THE PROBLEM
Only lines with the string "графического" matter here; gather them from the material below.

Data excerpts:

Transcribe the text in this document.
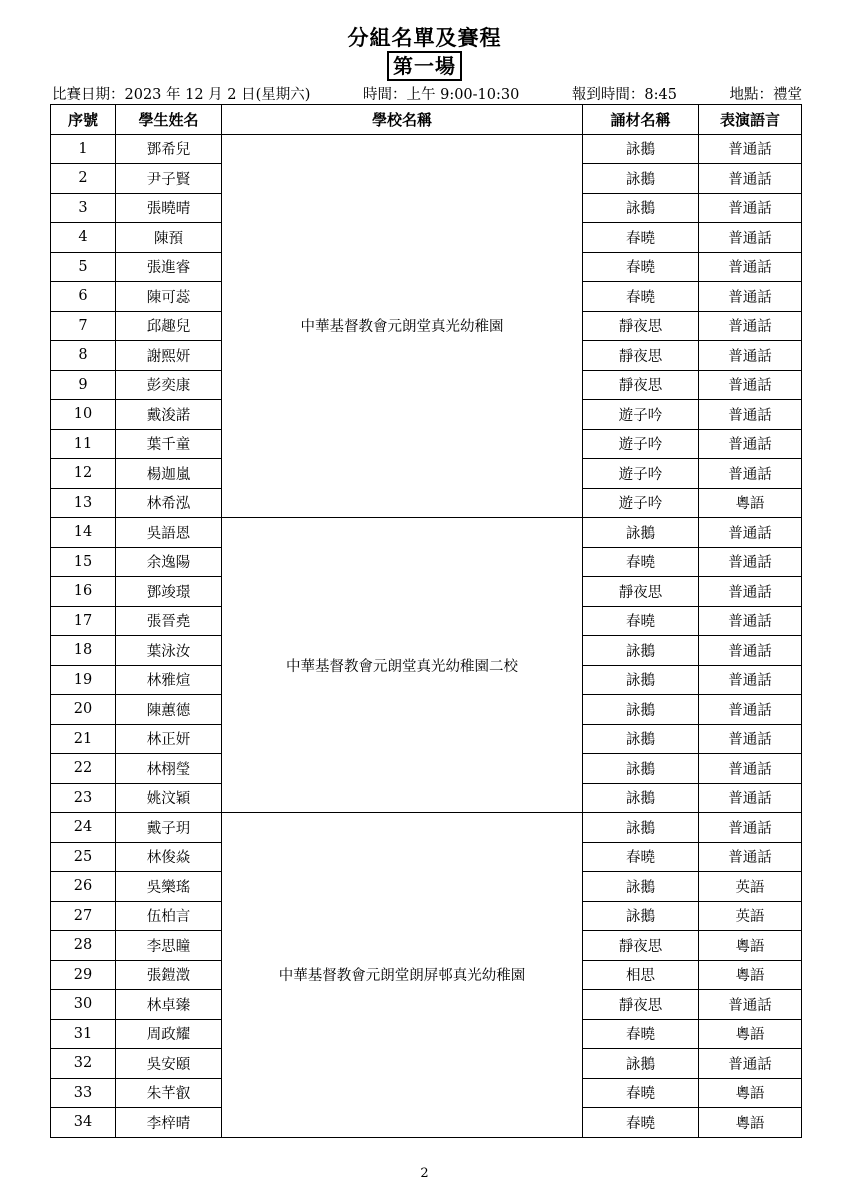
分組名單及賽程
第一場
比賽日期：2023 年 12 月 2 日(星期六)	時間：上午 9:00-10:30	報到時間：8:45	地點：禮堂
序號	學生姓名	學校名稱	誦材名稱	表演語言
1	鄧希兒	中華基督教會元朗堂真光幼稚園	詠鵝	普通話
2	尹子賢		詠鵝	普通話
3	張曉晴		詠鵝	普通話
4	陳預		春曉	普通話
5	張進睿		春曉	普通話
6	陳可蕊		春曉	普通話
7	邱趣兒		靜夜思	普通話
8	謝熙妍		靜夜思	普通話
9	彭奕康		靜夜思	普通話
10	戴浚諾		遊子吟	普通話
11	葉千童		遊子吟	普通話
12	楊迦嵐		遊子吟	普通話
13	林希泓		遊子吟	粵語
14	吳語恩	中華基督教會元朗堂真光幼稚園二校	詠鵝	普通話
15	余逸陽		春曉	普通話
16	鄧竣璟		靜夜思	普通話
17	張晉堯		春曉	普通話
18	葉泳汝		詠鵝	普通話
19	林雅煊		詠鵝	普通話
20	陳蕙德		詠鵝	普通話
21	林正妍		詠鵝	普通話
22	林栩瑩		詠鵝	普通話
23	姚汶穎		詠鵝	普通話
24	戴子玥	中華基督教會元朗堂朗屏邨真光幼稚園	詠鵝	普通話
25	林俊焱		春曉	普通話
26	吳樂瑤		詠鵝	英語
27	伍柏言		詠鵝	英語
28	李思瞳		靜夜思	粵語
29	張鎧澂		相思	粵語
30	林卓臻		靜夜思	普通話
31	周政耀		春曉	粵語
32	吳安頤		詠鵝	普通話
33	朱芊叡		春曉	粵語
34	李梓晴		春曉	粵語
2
==
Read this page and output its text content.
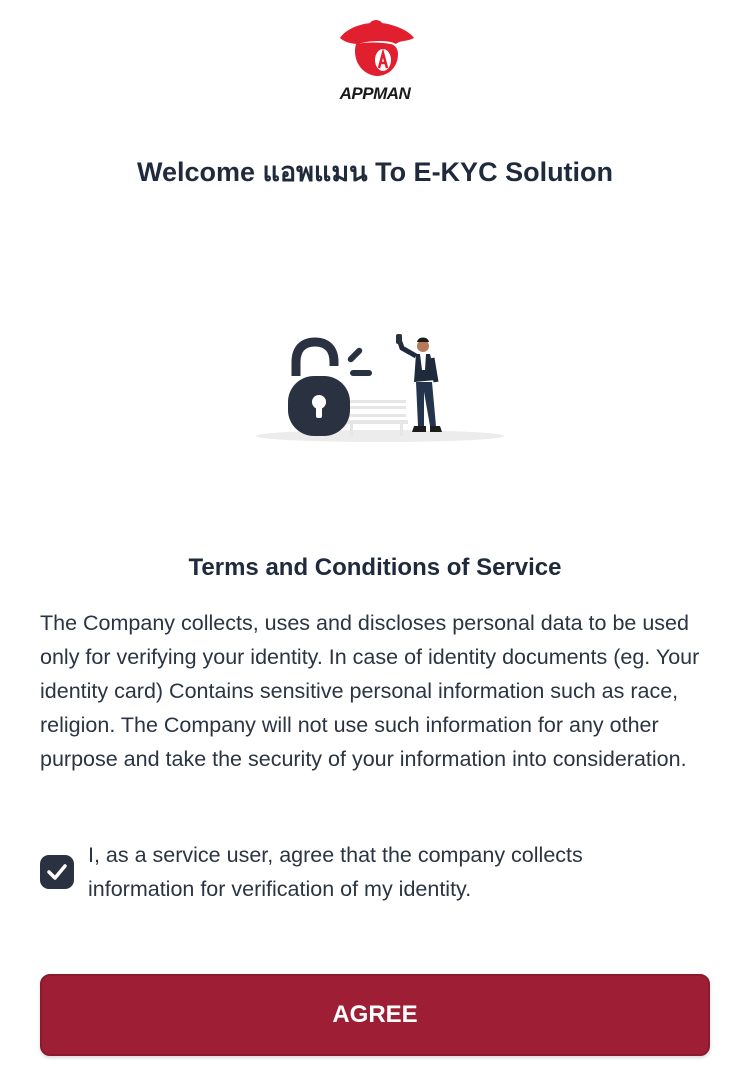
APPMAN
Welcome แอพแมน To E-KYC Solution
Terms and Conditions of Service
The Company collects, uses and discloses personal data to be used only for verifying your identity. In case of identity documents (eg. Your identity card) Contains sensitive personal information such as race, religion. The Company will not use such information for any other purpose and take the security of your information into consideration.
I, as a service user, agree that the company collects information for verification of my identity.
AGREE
---
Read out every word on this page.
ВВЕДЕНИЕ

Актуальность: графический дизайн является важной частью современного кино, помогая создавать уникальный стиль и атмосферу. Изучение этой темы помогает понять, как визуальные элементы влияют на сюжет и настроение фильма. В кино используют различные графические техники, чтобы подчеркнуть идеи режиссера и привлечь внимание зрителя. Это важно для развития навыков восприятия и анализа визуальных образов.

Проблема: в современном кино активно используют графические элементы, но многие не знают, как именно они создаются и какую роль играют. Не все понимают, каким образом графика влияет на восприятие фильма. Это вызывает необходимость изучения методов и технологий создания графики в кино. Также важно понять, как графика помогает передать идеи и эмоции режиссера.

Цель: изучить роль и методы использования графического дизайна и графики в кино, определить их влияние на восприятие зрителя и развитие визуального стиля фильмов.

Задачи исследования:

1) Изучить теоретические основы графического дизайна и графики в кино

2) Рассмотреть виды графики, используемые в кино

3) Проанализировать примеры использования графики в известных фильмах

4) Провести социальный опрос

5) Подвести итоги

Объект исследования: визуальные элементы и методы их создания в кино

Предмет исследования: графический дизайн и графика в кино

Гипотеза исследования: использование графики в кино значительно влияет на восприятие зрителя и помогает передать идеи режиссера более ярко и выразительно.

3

TASK ANSWER
Цель: изучить роль и методы использования графического дизайна и графики в кино, определить их влияние на восприятие зрителя и развитие визуального стиля фильмов.
1) Изучить теоретические основы графического дизайна и графики в кино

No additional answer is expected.